━━━━━ DATA EXCERPTS

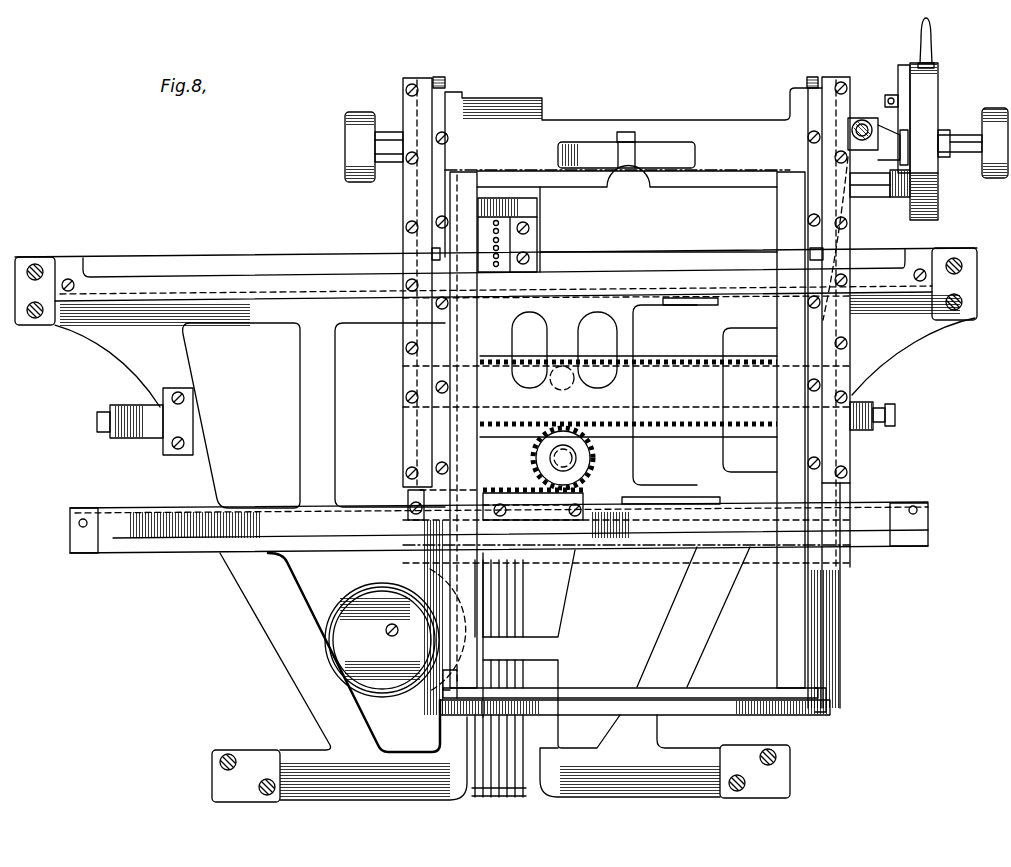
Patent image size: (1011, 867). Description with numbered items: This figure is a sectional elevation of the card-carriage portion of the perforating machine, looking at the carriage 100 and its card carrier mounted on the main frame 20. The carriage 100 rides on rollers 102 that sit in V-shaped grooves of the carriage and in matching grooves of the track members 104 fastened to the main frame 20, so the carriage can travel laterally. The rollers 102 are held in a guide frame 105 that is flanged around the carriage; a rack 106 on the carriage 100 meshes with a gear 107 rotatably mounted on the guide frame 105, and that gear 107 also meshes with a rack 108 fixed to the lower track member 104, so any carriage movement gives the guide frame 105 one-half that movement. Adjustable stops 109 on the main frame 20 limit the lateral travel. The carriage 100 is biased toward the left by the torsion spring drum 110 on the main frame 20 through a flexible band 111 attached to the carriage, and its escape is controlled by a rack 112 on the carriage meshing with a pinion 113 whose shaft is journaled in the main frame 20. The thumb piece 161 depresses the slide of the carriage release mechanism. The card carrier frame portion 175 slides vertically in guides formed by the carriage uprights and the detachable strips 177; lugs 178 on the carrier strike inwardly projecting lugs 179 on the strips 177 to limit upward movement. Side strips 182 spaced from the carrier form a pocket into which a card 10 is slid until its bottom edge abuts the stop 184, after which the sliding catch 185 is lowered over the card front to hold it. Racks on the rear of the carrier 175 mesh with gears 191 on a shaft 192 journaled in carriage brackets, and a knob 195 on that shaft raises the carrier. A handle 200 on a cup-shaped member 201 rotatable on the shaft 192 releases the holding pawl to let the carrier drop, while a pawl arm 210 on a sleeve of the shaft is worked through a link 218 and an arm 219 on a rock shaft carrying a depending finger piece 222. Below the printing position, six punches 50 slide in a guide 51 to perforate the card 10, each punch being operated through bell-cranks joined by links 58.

The card 10 is at (527, 172).
The main frame 20 is at (262, 600).
The perforating devices or punches 50 is at (500, 262).
The guide 51 is at (503, 223).
The links 58 is at (512, 757).
The carriage 100 is at (712, 453).
The rollers 102 is at (705, 297).
The track members 104 is at (197, 283).
The guide frame 105 is at (625, 440).
The rack 106 is at (653, 412).
The gear 107 is at (583, 465).
The rack 108 is at (410, 495).
The adjustable stops 109 is at (128, 407).
The torsion spring drum 110 is at (395, 633).
The flexible band 111 is at (623, 566).
The rack 112 is at (642, 355).
The pinion 113 is at (575, 379).
The thumb piece 161 is at (403, 130).
The frame portion (card carrier) 175 is at (583, 132).
The plates or strips 177 is at (412, 435).
The lugs 178 is at (455, 685).
The inwardly projecting lugs 179 is at (432, 254).
The side strips 182 is at (777, 222).
The stop 184 is at (588, 688).
The catch 185 is at (633, 135).
The gears 191 is at (440, 77).
The shaft 192 is at (965, 143).
The knob 195 is at (345, 160).
The handle 200 is at (935, 38).
The cup-shaped member 201 is at (925, 105).
The pawl arm 210 is at (898, 80).
The link 218 is at (902, 140).
The arm 219 is at (862, 120).
The finger piece 222 is at (900, 248).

━━━━━━━━━━

- _YOUR OBJECTIVE_:
Copy the records word for word from the beginning through the line that contains "The card 10 is at (527, 172).". Leave the pictures out of your answer.

- _RESULT FOR THIS TASK_:
Patent image size: (1011, 867). Description with numbered items: This figure is a sectional elevation of the card-carriage portion of the perforating machine, looking at the carriage 100 and its card carrier mounted on the main frame 20. The carriage 100 rides on rollers 102 that sit in V-shaped grooves of the carriage and in matching grooves of the track members 104 fastened to the main frame 20, so the carriage can travel laterally. The rollers 102 are held in a guide frame 105 that is flanged around the carriage; a rack 106 on the carriage 100 meshes with a gear 107 rotatably mounted on the guide frame 105, and that gear 107 also meshes with a rack 108 fixed to the lower track member 104, so any carriage movement gives the guide frame 105 one-half that movement. Adjustable stops 109 on the main frame 20 limit the lateral travel. The carriage 100 is biased toward the left by the torsion spring drum 110 on the main frame 20 through a flexible band 111 attached to the carriage, and its escape is controlled by a rack 112 on the carriage meshing with a pinion 113 whose shaft is journaled in the main frame 20. The thumb piece 161 depresses the slide of the carriage release mechanism. The card carrier frame portion 175 slides vertically in guides formed by the carriage uprights and the detachable strips 177; lugs 178 on the carrier strike inwardly projecting lugs 179 on the strips 177 to limit upward movement. Side strips 182 spaced from the carrier form a pocket into which a card 10 is slid until its bottom edge abuts the stop 184, after which the sliding catch 185 is lowered over the card front to hold it. Racks on the rear of the carrier 175 mesh with gears 191 on a shaft 192 journaled in carriage brackets, and a knob 195 on that shaft raises the carrier. A handle 200 on a cup-shaped member 201 rotatable on the shaft 192 releases the holding pawl to let the carrier drop, while a pawl arm 210 on a sleeve of the shaft is worked through a link 218 and an arm 219 on a rock shaft carrying a depending finger piece 222. Below the printing position, six punches 50 slide in a guide 51 to perforate the card 10, each punch being operated through bell-cranks joined by links 58.

The card 10 is at (527, 172).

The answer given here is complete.